## [Instruction]
Filter the entries below, keeping every line that has the word "JSON".

--

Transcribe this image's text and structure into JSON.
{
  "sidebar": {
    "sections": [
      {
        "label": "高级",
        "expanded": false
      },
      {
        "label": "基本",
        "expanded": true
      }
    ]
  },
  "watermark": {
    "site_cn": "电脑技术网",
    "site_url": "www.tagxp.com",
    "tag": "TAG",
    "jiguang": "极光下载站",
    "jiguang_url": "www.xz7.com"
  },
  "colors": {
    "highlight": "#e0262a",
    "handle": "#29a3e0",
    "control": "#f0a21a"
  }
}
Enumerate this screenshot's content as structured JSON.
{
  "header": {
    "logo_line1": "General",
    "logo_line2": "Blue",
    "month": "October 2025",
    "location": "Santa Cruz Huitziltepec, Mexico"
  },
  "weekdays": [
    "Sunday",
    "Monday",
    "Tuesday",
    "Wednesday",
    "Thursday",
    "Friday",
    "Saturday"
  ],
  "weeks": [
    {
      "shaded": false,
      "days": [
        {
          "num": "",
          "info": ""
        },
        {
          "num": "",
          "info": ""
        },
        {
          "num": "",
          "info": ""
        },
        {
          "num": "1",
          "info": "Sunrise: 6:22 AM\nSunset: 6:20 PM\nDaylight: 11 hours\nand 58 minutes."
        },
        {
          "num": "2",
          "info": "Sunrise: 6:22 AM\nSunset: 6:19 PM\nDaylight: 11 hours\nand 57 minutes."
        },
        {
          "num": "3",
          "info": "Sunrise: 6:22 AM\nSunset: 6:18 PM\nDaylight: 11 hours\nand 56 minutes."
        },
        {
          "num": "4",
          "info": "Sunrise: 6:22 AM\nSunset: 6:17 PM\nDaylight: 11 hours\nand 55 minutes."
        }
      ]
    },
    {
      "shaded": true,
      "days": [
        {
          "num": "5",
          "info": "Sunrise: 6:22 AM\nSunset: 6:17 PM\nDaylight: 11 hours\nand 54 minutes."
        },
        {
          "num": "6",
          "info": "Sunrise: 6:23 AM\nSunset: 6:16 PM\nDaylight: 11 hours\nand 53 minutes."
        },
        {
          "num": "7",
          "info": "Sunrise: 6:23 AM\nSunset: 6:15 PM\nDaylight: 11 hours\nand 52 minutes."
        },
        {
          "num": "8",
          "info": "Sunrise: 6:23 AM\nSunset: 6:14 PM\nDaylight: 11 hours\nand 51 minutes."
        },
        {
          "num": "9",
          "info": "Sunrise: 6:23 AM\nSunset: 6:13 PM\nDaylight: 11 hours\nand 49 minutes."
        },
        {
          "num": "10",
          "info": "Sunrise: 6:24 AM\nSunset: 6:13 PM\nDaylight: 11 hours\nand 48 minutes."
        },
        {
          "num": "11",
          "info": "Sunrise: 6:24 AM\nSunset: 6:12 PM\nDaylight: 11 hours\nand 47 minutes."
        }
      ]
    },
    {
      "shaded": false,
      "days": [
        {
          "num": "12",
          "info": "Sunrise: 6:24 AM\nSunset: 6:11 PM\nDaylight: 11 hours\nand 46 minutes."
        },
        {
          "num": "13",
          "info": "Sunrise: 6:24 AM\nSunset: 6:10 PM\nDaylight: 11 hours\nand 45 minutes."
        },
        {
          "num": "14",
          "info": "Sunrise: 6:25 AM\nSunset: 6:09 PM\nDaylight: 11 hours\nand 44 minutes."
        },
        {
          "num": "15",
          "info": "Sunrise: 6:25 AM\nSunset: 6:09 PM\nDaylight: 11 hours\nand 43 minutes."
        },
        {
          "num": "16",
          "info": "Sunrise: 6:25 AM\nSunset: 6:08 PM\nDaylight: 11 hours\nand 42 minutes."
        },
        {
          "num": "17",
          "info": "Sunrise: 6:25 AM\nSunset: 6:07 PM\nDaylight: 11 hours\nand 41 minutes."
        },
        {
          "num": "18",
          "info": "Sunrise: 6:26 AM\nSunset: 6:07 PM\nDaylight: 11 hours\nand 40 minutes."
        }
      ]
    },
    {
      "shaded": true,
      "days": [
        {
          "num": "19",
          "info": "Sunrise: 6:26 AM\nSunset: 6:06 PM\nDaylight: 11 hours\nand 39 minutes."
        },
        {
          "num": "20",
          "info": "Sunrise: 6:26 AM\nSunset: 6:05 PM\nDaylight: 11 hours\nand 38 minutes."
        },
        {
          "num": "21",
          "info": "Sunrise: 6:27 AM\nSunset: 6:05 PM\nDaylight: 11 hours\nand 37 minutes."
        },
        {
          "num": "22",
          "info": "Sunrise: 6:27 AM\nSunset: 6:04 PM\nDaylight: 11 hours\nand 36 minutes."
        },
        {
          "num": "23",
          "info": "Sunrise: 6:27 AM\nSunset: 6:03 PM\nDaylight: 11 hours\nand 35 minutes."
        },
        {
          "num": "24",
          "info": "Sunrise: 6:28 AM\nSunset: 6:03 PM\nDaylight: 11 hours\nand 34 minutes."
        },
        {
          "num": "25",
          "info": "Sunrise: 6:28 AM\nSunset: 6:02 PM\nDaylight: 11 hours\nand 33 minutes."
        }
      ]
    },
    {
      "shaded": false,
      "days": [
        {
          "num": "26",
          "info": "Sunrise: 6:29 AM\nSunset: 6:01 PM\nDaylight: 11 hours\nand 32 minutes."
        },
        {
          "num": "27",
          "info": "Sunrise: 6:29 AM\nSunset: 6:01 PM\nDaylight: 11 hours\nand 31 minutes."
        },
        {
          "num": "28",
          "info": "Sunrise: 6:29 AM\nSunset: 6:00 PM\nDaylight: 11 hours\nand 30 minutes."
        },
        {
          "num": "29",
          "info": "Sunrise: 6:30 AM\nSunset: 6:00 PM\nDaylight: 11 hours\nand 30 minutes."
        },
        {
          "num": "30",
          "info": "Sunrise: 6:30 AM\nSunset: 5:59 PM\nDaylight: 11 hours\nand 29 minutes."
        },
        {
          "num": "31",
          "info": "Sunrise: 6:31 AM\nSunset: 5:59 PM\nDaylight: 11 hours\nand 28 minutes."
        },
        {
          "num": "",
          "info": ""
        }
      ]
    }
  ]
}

--

## [Solution for this exercise]
Transcribe this image's text and structure into JSON.
Enumerate this screenshot's content as structured JSON.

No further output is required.